— BEGIN Stored records —

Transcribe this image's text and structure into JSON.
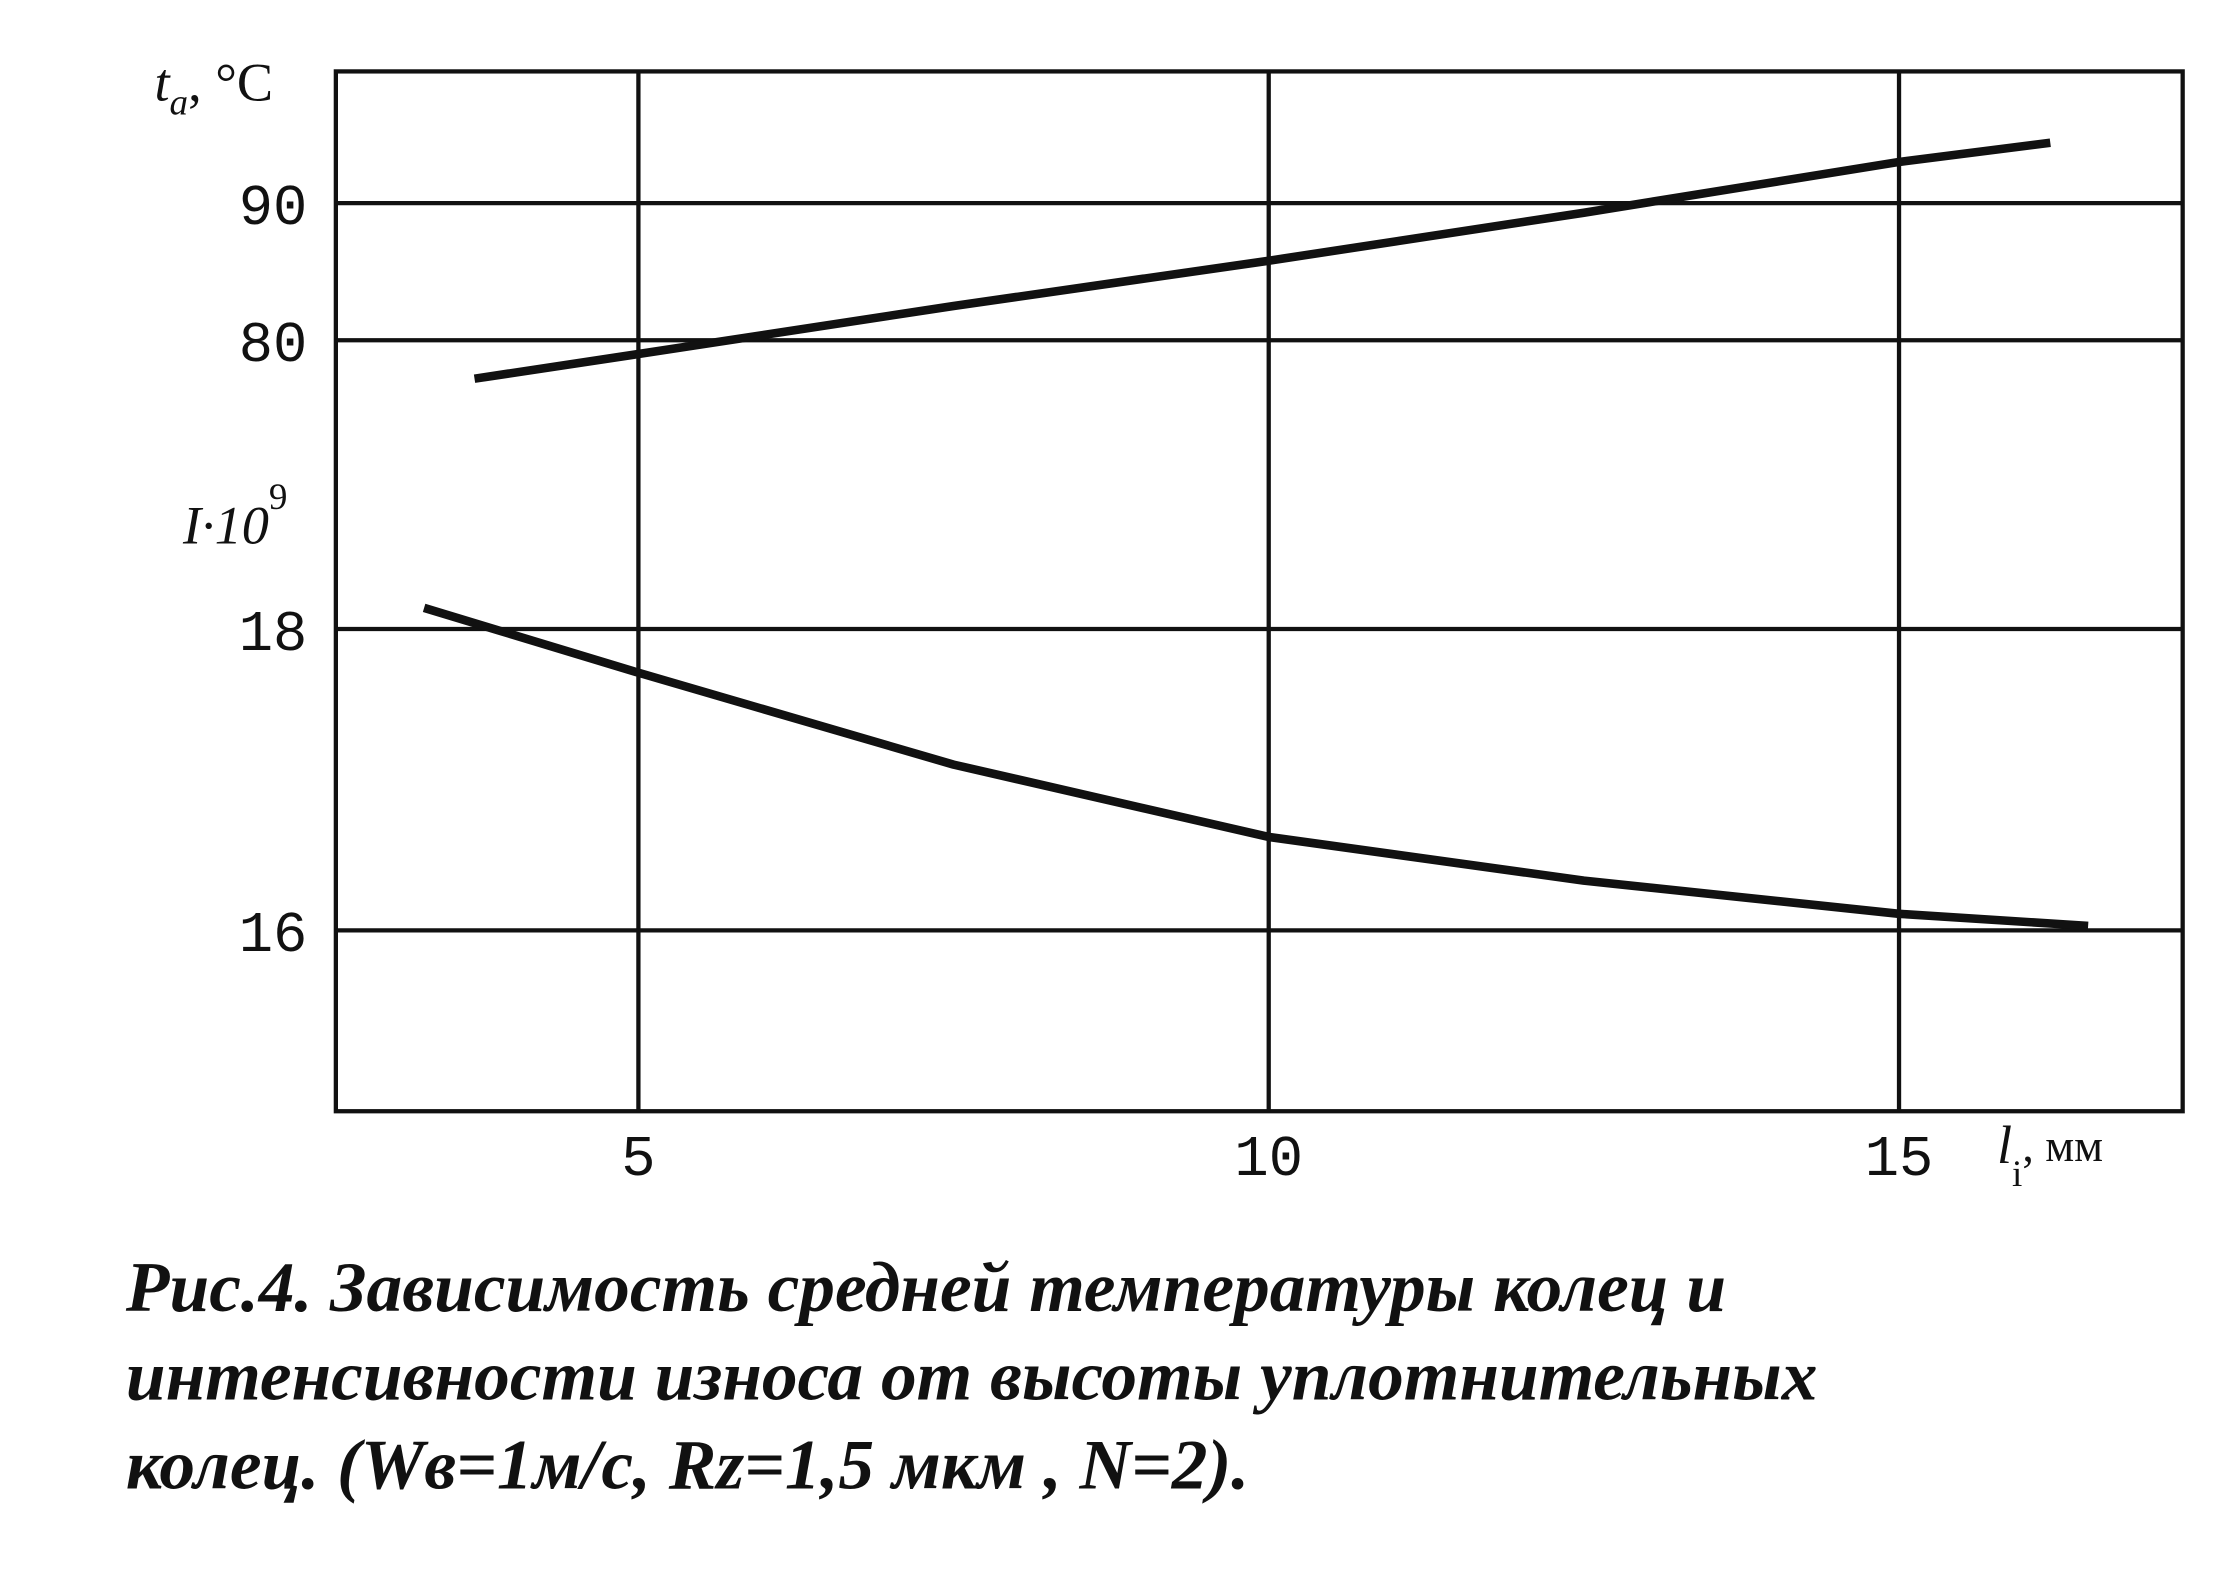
{
  "chart_data": {
    "type": "line",
    "y_label": {
      "symbol": "t",
      "subscript": "a",
      "unit": ", °C"
    },
    "y2_label": {
      "symbol": "I·10",
      "superscript": "9"
    },
    "x_label": {
      "symbol": "l",
      "subscript": "i",
      "unit": ", мм"
    },
    "x": [
      3.7,
      5,
      7.5,
      10,
      12.5,
      15,
      16.2
    ],
    "series": [
      {
        "name": "t_a",
        "color": "#111111",
        "axis": "y",
        "x": [
          3.7,
          5,
          7.5,
          10,
          12.5,
          15,
          16.2
        ],
        "values": [
          77.2,
          79.0,
          82.5,
          85.8,
          89.3,
          93.0,
          94.4
        ]
      },
      {
        "name": "I",
        "color": "#111111",
        "axis": "y2",
        "x": [
          3.3,
          5,
          7.5,
          10,
          12.5,
          15,
          16.5
        ],
        "values": [
          18.14,
          17.71,
          17.1,
          16.62,
          16.33,
          16.11,
          16.03
        ]
      }
    ],
    "xlim": [
      2.6,
      17.25
    ],
    "xticks": [
      5,
      10,
      15
    ],
    "ylim": [
      23.8,
      99.6
    ],
    "yticks": [
      80,
      90
    ],
    "y2lim": [
      14.8,
      21.7
    ],
    "y2ticks": [
      16,
      18
    ],
    "grid": true,
    "caption": [
      "Рис.4. Зависимость средней температуры колец и",
      "интенсивности износа от высоты уплотнительных",
      "колец. (Wв=1м/с, Rz=1,5 мкм , N=2)."
    ]
  }
}
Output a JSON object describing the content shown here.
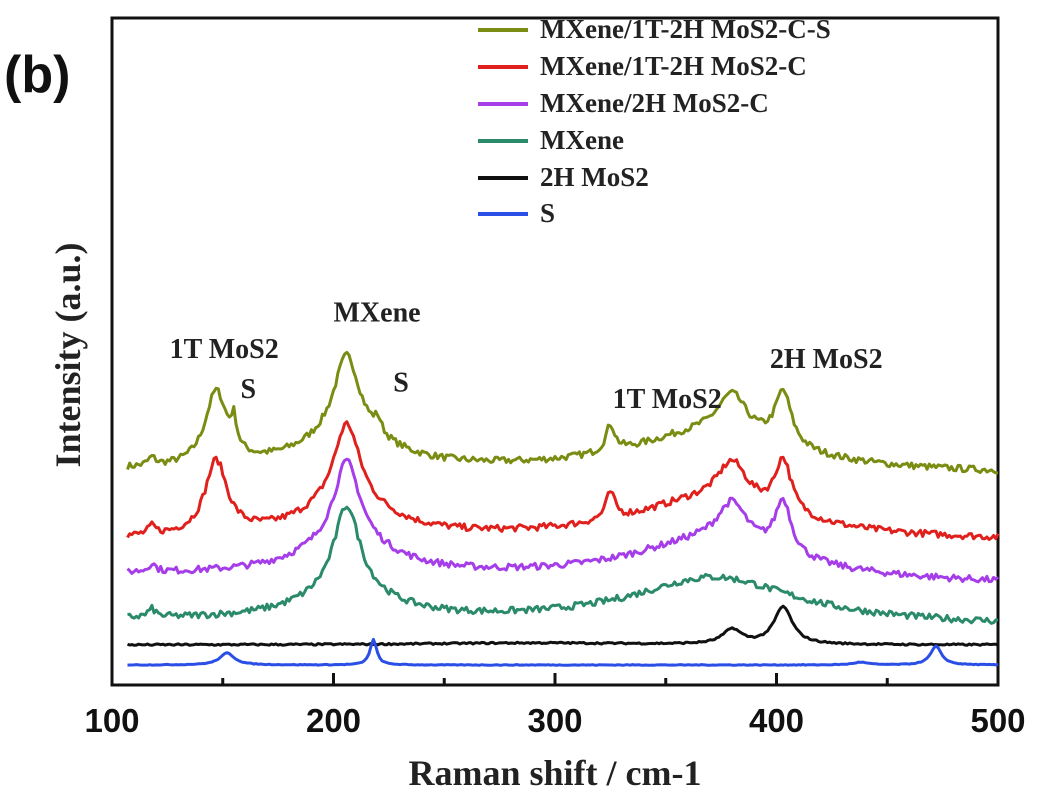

— END Stored records —

Restate each of the entries above word for word and skip every image.

Transcribe this image's text and structure into JSON.
{
  "chart_data": {
    "type": "line",
    "y_label": {
      "symbol": "t",
      "subscript": "a",
      "unit": ", °C"
    },
    "y2_label": {
      "symbol": "I·10",
      "superscript": "9"
    },
    "x_label": {
      "symbol": "l",
      "subscript": "i",
      "unit": ", мм"
    },
    "x": [
      3.7,
      5,
      7.5,
      10,
      12.5,
      15,
      16.2
    ],
    "series": [
      {
        "name": "t_a",
        "color": "#111111",
        "axis": "y",
        "x": [
          3.7,
          5,
          7.5,
          10,
          12.5,
          15,
          16.2
        ],
        "values": [
          77.2,
          79.0,
          82.5,
          85.8,
          89.3,
          93.0,
          94.4
        ]
      },
      {
        "name": "I",
        "color": "#111111",
        "axis": "y2",
        "x": [
          3.3,
          5,
          7.5,
          10,
          12.5,
          15,
          16.5
        ],
        "values": [
          18.14,
          17.71,
          17.1,
          16.62,
          16.33,
          16.11,
          16.03
        ]
      }
    ],
    "xlim": [
      2.6,
      17.25
    ],
    "xticks": [
      5,
      10,
      15
    ],
    "ylim": [
      23.8,
      99.6
    ],
    "yticks": [
      80,
      90
    ],
    "y2lim": [
      14.8,
      21.7
    ],
    "y2ticks": [
      16,
      18
    ],
    "grid": true,
    "caption": [
      "Рис.4. Зависимость средней температуры колец и",
      "интенсивности износа от высоты уплотнительных",
      "колец. (Wв=1м/с, Rz=1,5 мкм , N=2)."
    ]
  }
}
Output a JSON object describing the content shown here.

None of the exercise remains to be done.